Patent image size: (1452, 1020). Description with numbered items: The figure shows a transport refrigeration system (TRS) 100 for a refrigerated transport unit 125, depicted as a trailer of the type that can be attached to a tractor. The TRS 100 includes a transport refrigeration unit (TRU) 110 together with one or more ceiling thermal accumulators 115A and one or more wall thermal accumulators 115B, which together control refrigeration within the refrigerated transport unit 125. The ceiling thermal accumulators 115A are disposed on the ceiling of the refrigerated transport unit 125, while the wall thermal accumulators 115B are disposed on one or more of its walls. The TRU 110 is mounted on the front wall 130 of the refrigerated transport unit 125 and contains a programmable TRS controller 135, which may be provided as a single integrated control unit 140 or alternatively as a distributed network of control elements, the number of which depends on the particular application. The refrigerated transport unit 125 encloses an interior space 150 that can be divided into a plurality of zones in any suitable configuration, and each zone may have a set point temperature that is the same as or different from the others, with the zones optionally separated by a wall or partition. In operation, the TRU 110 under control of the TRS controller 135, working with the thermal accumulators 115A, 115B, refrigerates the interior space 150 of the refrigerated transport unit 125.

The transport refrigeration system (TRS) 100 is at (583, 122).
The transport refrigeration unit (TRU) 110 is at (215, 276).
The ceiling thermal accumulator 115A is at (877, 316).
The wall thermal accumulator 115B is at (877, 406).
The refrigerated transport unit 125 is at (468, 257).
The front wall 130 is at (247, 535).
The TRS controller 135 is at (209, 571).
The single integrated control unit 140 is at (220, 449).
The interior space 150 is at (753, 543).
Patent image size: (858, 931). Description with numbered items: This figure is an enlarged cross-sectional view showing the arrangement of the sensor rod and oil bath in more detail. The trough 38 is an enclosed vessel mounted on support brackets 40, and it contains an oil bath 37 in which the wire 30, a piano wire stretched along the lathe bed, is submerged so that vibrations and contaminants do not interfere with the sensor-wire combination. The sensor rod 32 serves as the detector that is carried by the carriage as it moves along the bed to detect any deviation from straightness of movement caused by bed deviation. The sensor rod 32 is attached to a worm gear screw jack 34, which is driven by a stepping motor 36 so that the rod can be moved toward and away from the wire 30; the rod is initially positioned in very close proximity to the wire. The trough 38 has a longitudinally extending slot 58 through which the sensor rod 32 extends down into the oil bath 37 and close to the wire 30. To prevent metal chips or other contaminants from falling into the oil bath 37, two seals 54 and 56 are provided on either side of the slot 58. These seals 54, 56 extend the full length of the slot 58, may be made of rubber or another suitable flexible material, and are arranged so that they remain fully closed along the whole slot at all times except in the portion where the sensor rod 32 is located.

SHORT PROBLEM: Copy everything from the start of the records down to the line "The interior space 150 is at (753, 543).", substituting "container" for "trailer" and leaving the rest unchanged.

RESULT OF THE TASK:
Patent image size: (1452, 1020). Description with numbered items: The figure shows a transport refrigeration system (TRS) 100 for a refrigerated transport unit 125, depicted as a container of the type that can be attached to a tractor. The TRS 100 includes a transport refrigeration unit (TRU) 110 together with one or more ceiling thermal accumulators 115A and one or more wall thermal accumulators 115B, which together control refrigeration within the refrigerated transport unit 125. The ceiling thermal accumulators 115A are disposed on the ceiling of the refrigerated transport unit 125, while the wall thermal accumulators 115B are disposed on one or more of its walls. The TRU 110 is mounted on the front wall 130 of the refrigerated transport unit 125 and contains a programmable TRS controller 135, which may be provided as a single integrated control unit 140 or alternatively as a distributed network of control elements, the number of which depends on the particular application. The refrigerated transport unit 125 encloses an interior space 150 that can be divided into a plurality of zones in any suitable configuration, and each zone may have a set point temperature that is the same as or different from the others, with the zones optionally separated by a wall or partition. In operation, the TRU 110 under control of the TRS controller 135, working with the thermal accumulators 115A, 115B, refrigerates the interior space 150 of the refrigerated transport unit 125.

The transport refrigeration system (TRS) 100 is at (583, 122).
The transport refrigeration unit (TRU) 110 is at (215, 276).
The ceiling thermal accumulator 115A is at (877, 316).
The wall thermal accumulator 115B is at (877, 406).
The refrigerated transport unit 125 is at (468, 257).
The front wall 130 is at (247, 535).
The TRS controller 135 is at (209, 571).
The single integrated control unit 140 is at (220, 449).
The interior space 150 is at (753, 543).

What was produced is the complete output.